#### [TASK DETAILS]
Quote all lines below exactly. Images stay out.

====== ENTRIES SUPPLIED

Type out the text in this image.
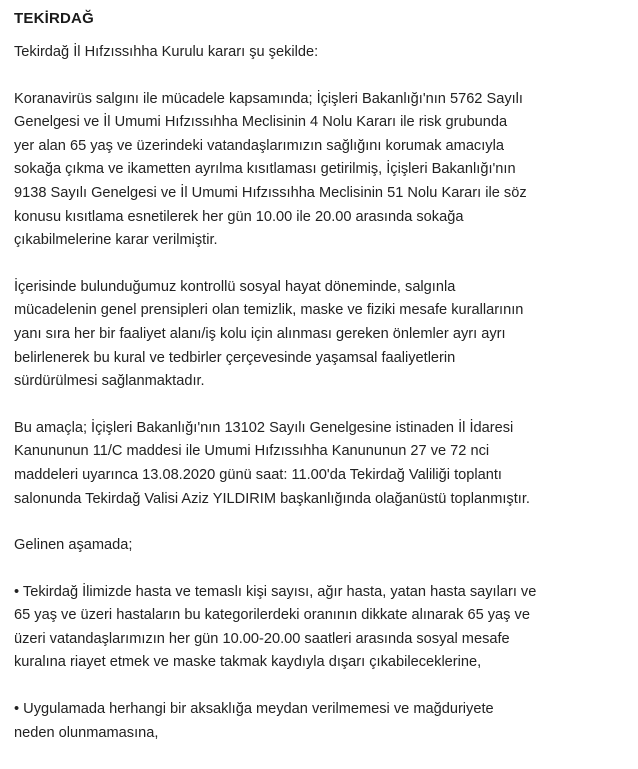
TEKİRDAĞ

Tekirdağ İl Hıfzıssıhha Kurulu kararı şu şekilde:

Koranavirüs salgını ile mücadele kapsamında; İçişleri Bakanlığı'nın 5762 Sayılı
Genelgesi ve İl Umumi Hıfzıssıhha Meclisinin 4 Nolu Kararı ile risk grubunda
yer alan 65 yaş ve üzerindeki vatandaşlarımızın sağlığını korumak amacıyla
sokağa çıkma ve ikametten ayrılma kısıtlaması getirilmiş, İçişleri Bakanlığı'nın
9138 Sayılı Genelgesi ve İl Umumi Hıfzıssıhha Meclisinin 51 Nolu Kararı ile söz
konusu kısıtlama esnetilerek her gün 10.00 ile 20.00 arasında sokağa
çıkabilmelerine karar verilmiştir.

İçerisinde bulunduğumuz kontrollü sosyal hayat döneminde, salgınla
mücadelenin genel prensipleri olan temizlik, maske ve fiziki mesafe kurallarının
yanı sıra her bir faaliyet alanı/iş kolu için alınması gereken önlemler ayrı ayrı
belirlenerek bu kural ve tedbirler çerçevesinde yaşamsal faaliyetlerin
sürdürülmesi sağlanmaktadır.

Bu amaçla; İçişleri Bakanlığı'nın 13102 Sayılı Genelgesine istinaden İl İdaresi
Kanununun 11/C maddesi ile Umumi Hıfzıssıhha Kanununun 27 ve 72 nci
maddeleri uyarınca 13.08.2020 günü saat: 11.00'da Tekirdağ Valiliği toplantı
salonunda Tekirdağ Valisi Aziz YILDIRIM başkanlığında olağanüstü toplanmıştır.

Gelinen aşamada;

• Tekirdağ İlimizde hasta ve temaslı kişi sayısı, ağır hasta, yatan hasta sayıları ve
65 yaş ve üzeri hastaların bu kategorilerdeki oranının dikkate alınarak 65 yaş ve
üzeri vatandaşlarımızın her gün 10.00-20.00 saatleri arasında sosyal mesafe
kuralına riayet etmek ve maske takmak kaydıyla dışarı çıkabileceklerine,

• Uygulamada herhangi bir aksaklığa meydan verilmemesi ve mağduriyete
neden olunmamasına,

============

#### [TASK ANSWER]
Type out the text in this image.
TEKİRDAĞ

Tekirdağ İl Hıfzıssıhha Kurulu kararı şu şekilde:

Koranavirüs salgını ile mücadele kapsamında; İçişleri Bakanlığı'nın 5762 Sayılı
Genelgesi ve İl Umumi Hıfzıssıhha Meclisinin 4 Nolu Kararı ile risk grubunda
yer alan 65 yaş ve üzerindeki vatandaşlarımızın sağlığını korumak amacıyla
sokağa çıkma ve ikametten ayrılma kısıtlaması getirilmiş, İçişleri Bakanlığı'nın
9138 Sayılı Genelgesi ve İl Umumi Hıfzıssıhha Meclisinin 51 Nolu Kararı ile söz
konusu kısıtlama esnetilerek her gün 10.00 ile 20.00 arasında sokağa
çıkabilmelerine karar verilmiştir.

İçerisinde bulunduğumuz kontrollü sosyal hayat döneminde, salgınla
mücadelenin genel prensipleri olan temizlik, maske ve fiziki mesafe kurallarının
yanı sıra her bir faaliyet alanı/iş kolu için alınması gereken önlemler ayrı ayrı
belirlenerek bu kural ve tedbirler çerçevesinde yaşamsal faaliyetlerin
sürdürülmesi sağlanmaktadır.

Bu amaçla; İçişleri Bakanlığı'nın 13102 Sayılı Genelgesine istinaden İl İdaresi
Kanununun 11/C maddesi ile Umumi Hıfzıssıhha Kanununun 27 ve 72 nci
maddeleri uyarınca 13.08.2020 günü saat: 11.00'da Tekirdağ Valiliği toplantı
salonunda Tekirdağ Valisi Aziz YILDIRIM başkanlığında olağanüstü toplanmıştır.

Gelinen aşamada;

• Tekirdağ İlimizde hasta ve temaslı kişi sayısı, ağır hasta, yatan hasta sayıları ve
65 yaş ve üzeri hastaların bu kategorilerdeki oranının dikkate alınarak 65 yaş ve
üzeri vatandaşlarımızın her gün 10.00-20.00 saatleri arasında sosyal mesafe
kuralına riayet etmek ve maske takmak kaydıyla dışarı çıkabileceklerine,

• Uygulamada herhangi bir aksaklığa meydan verilmemesi ve mağduriyete
neden olunmamasına,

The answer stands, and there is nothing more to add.